◆ **What the exercise asks**
Images are not part of the copy; transcribe all the data exactly.

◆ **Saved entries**
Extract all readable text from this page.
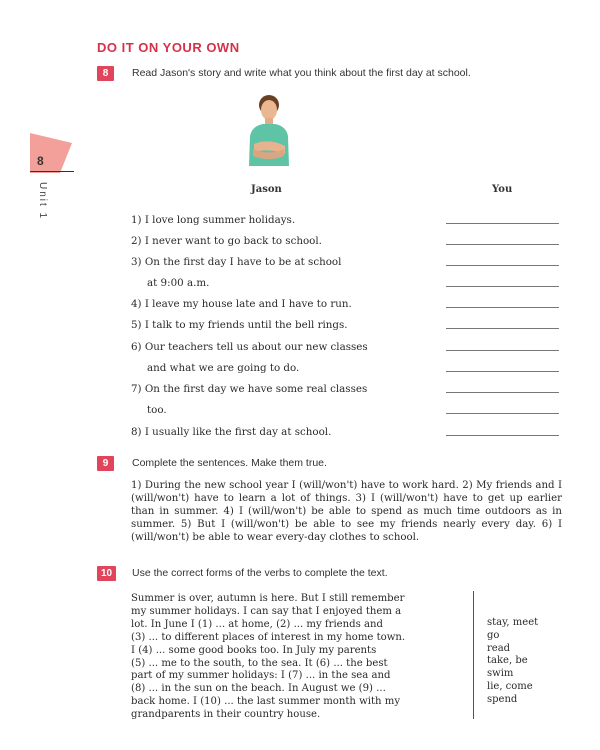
DO IT ON YOUR OWN
8
Unit 1
8	Read Jason's story and write what you think about the first day at school.
Jason	You
1) I love long summer holidays.
2) I never want to go back to school.
3) On the first day I have to be at school
at 9:00 a.m.
4) I leave my house late and I have to run.
5) I talk to my friends until the bell rings.
6) Our teachers tell us about our new classes
and what we are going to do.
7) On the first day we have some real classes
too.
8) I usually like the first day at school.
9	Complete the sentences. Make them true.
1) During the new school year I (will/won't) have to work hard. 2) My friends and I (will/won't) have to learn a lot of things. 3) I (will/won't) have to get up earlier than in summer. 4) I (will/won't) be able to spend as much time outdoors as in summer. 5) But I (will/won't) be able to see my friends nearly every day. 6) I (will/won't) be able to wear every-day clothes to school.
10	Use the correct forms of the verbs to complete the text.
Summer is over, autumn is here. But I still remember
my summer holidays. I can say that I enjoyed them a
lot. In June I (1) ... at home, (2) ... my friends and
(3) ... to different places of interest in my home town.
I (4) ... some good books too. In July my parents
(5) ... me to the south, to the sea. It (6) ... the best
part of my summer holidays: I (7) ... in the sea and
(8) ... in the sun on the beach. In August we (9) ...
back home. I (10) ... the last summer month with my
grandparents in their country house.
stay, meet
go
read
take, be
swim
lie, come
spend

◆ **Task result**
Extract all readable text from this page.
DO IT ON YOUR OWN
8
Unit 1
8	Read Jason's story and write what you think about the first day at school.
Jason	You
1) I love long summer holidays.
2) I never want to go back to school.
3) On the first day I have to be at school
at 9:00 a.m.
4) I leave my house late and I have to run.
5) I talk to my friends until the bell rings.
6) Our teachers tell us about our new classes
and what we are going to do.
7) On the first day we have some real classes
too.
8) I usually like the first day at school.
9	Complete the sentences. Make them true.
1) During the new school year I (will/won't) have to work hard. 2) My friends and I (will/won't) have to learn a lot of things. 3) I (will/won't) have to get up earlier than in summer. 4) I (will/won't) be able to spend as much time outdoors as in summer. 5) But I (will/won't) be able to see my friends nearly every day. 6) I (will/won't) be able to wear every-day clothes to school.
10	Use the correct forms of the verbs to complete the text.
Summer is over, autumn is here. But I still remember
my summer holidays. I can say that I enjoyed them a
lot. In June I (1) ... at home, (2) ... my friends and
(3) ... to different places of interest in my home town.
I (4) ... some good books too. In July my parents
(5) ... me to the south, to the sea. It (6) ... the best
part of my summer holidays: I (7) ... in the sea and
(8) ... in the sun on the beach. In August we (9) ...
back home. I (10) ... the last summer month with my
grandparents in their country house.
stay, meet
go
read
take, be
swim
lie, come
spend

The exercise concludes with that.